◆ Short exercise ◆
Each line of the data that includes the string "icons" is to be copied out.

◆ Records provided ◆
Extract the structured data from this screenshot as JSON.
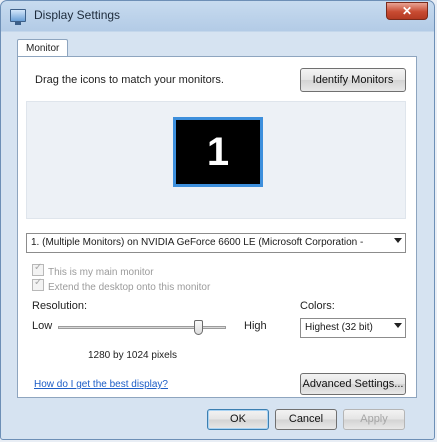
{
  "window": {
    "title": "Display Settings",
    "close_glyph": "✕"
  },
  "tabs": [
    {
      "label": "Monitor"
    }
  ],
  "monitor_panel": {
    "instruction": "Drag the icons to match your monitors.",
    "identify_label": "Identify Monitors",
    "monitor_number": "1",
    "selected_display": "1. (Multiple Monitors) on NVIDIA GeForce 6600 LE (Microsoft Corporation -",
    "checkbox_main": "This is my main monitor",
    "checkbox_extend": "Extend the desktop onto this monitor"
  },
  "resolution": {
    "label": "Resolution:",
    "low_label": "Low",
    "high_label": "High",
    "slider_level": 0.84,
    "value_text": "1280 by 1024 pixels"
  },
  "colors": {
    "label": "Colors:",
    "selected": "Highest (32 bit)"
  },
  "help_link": "How do I get the best display?",
  "advanced_label": "Advanced Settings...",
  "buttons": {
    "ok": "OK",
    "cancel": "Cancel",
    "apply": "Apply"
  },
  "icons": {
    "app": "display-settings-icon",
    "close": "close-icon",
    "dropdown": "chevron-down-icon",
    "checkbox": "checkmark-icon"
  }
}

◆ Response to the task ◆
    "instruction": "Drag the icons to match your monitors.",
  "icons": {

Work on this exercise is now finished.